(SUPPLIED MATERIAL)
--------------------------------

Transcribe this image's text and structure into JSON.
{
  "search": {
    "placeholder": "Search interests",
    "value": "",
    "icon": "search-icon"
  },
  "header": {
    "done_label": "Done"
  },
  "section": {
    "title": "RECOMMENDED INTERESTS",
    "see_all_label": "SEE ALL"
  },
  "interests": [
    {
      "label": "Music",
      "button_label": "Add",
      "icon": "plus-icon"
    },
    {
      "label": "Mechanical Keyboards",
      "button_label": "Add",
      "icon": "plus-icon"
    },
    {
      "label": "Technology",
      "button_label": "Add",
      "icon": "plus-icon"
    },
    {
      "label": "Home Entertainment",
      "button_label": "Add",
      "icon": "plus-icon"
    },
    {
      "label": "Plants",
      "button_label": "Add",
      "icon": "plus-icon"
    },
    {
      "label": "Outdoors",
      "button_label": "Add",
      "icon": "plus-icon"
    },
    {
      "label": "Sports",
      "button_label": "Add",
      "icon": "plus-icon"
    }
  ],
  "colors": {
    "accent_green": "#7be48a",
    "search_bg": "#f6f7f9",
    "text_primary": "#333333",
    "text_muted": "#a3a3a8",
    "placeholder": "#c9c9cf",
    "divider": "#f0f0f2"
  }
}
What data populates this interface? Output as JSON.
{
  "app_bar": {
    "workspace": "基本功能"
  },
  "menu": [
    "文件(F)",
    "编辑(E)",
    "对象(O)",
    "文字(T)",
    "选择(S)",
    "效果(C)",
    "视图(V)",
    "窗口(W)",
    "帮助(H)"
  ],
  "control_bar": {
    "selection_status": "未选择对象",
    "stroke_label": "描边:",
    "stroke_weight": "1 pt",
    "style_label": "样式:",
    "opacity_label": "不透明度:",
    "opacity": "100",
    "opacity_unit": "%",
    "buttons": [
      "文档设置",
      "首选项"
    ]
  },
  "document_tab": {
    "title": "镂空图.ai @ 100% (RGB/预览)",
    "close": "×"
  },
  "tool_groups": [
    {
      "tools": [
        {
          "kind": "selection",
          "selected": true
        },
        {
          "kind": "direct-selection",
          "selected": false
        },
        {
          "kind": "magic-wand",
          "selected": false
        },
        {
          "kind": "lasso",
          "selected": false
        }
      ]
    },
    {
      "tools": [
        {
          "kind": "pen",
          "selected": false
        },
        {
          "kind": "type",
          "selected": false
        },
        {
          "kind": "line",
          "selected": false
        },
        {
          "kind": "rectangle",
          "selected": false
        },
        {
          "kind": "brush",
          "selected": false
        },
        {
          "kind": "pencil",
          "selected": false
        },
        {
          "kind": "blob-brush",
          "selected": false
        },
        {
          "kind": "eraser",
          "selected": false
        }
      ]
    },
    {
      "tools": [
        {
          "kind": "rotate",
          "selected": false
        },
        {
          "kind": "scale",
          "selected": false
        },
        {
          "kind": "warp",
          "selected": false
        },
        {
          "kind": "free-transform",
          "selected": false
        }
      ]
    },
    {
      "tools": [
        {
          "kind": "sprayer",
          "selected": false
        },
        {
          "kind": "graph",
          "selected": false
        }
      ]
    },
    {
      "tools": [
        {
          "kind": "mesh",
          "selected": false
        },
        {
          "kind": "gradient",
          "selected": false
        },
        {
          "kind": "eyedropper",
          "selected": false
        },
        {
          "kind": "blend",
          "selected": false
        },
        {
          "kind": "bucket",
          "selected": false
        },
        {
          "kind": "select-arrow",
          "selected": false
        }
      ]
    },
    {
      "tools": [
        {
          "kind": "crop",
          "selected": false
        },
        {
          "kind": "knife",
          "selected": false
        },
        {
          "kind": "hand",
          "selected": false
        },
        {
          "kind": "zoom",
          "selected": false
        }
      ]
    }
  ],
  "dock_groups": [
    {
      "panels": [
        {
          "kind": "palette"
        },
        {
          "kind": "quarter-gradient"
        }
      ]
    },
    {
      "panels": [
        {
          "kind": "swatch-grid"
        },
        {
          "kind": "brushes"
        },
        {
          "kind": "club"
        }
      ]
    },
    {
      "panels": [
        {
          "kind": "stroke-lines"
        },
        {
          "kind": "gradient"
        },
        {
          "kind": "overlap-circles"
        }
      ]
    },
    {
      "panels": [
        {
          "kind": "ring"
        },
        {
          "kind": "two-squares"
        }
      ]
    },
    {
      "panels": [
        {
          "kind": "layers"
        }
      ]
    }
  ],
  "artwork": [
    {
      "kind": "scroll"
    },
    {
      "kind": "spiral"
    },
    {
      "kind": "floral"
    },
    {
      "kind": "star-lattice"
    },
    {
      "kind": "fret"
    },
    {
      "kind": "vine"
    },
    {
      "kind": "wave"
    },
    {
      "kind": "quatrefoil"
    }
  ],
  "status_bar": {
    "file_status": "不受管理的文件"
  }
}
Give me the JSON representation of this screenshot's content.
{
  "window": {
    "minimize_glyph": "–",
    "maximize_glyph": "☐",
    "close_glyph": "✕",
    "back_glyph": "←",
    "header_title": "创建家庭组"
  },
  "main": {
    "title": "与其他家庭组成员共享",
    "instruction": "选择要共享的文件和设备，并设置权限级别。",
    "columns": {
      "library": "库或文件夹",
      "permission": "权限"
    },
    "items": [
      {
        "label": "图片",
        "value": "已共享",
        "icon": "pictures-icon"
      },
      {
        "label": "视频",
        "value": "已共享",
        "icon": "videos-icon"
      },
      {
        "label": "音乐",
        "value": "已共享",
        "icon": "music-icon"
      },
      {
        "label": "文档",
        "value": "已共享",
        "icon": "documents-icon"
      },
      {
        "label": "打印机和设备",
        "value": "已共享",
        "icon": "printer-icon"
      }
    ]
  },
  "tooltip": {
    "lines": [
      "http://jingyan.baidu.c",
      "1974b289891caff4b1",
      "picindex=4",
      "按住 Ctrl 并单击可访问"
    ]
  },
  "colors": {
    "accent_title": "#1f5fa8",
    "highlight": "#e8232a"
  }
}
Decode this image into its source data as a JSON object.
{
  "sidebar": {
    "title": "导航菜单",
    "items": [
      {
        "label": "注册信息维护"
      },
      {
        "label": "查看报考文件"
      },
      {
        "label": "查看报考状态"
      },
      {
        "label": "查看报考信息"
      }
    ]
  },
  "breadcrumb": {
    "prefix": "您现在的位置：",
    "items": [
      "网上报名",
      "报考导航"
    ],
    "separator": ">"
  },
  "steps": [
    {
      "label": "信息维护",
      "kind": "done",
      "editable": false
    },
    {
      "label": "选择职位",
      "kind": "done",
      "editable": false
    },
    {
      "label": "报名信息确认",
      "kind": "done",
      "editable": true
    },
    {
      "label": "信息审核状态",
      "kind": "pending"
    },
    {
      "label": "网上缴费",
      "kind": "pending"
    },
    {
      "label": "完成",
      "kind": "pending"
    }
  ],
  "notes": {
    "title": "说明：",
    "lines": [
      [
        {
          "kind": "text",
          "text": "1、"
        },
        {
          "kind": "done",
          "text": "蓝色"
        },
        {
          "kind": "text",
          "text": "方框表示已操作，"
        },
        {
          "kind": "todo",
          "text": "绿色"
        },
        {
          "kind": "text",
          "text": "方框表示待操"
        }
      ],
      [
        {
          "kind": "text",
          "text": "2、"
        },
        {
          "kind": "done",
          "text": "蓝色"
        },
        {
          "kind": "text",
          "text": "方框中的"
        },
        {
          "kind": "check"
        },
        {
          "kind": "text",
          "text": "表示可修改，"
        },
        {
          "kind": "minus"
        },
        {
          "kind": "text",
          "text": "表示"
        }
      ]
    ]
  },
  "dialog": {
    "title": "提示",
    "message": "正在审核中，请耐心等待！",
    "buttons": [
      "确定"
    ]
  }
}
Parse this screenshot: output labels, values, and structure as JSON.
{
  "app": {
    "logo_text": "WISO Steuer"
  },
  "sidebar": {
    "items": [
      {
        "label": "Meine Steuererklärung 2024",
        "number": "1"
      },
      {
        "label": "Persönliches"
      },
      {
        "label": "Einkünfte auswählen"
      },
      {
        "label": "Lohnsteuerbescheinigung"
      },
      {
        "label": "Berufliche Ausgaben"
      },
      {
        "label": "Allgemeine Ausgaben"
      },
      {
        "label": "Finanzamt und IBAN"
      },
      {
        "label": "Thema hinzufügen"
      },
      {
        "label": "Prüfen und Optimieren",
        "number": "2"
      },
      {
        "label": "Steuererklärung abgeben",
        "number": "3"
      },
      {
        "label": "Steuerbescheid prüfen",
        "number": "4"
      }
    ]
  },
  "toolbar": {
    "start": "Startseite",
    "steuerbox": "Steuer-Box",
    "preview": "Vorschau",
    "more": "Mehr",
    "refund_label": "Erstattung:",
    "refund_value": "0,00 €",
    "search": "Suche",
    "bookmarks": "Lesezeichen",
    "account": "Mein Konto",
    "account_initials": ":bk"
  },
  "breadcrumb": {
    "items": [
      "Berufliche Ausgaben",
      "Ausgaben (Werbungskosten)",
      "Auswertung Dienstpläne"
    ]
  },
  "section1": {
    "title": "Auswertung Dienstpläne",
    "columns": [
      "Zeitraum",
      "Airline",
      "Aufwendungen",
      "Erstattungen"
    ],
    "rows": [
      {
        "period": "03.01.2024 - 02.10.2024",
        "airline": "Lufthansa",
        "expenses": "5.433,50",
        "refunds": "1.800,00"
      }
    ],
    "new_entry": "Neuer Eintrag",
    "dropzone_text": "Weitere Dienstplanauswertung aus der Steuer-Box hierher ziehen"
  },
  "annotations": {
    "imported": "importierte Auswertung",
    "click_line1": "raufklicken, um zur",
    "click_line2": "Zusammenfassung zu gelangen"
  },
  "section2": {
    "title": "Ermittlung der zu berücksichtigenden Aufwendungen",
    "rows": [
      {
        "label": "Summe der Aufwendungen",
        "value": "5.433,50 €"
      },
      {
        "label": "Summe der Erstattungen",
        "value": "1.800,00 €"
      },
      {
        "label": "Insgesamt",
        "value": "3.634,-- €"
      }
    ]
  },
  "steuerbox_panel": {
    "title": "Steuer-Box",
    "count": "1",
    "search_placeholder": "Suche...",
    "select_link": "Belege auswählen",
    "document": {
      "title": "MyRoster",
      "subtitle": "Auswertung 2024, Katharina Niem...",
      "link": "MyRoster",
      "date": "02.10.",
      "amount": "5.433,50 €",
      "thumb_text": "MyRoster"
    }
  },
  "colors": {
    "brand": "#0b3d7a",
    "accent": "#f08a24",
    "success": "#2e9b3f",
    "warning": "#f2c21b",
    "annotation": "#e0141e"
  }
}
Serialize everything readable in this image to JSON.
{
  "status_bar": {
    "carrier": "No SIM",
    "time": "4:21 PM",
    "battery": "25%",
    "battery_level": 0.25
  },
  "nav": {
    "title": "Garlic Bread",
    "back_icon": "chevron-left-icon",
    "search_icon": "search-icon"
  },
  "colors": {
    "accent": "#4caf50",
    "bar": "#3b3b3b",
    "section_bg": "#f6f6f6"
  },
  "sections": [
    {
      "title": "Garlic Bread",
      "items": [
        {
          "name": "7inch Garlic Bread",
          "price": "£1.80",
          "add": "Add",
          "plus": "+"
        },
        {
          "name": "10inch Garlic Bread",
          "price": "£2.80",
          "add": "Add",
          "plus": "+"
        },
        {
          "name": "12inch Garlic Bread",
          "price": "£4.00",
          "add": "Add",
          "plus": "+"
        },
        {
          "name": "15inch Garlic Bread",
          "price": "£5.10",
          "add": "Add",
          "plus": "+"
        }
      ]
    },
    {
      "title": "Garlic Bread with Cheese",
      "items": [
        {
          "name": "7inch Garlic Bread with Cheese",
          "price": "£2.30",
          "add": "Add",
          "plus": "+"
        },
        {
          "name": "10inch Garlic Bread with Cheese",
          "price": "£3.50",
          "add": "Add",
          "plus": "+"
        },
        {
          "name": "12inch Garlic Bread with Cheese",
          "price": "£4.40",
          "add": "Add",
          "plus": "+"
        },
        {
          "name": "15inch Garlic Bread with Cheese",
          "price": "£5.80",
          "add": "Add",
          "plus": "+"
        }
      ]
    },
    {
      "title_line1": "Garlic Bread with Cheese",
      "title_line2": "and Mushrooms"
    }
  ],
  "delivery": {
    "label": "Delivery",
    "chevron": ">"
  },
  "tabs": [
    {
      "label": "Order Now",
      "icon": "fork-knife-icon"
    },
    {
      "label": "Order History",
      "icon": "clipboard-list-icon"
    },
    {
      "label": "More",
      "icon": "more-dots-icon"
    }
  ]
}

--------------------------------

(REQUIRED WORK) Where does the word "Order" appear? Return each line that holds it.

(ANSWER IN FULL)
      "label": "Order Now",
      "label": "Order History",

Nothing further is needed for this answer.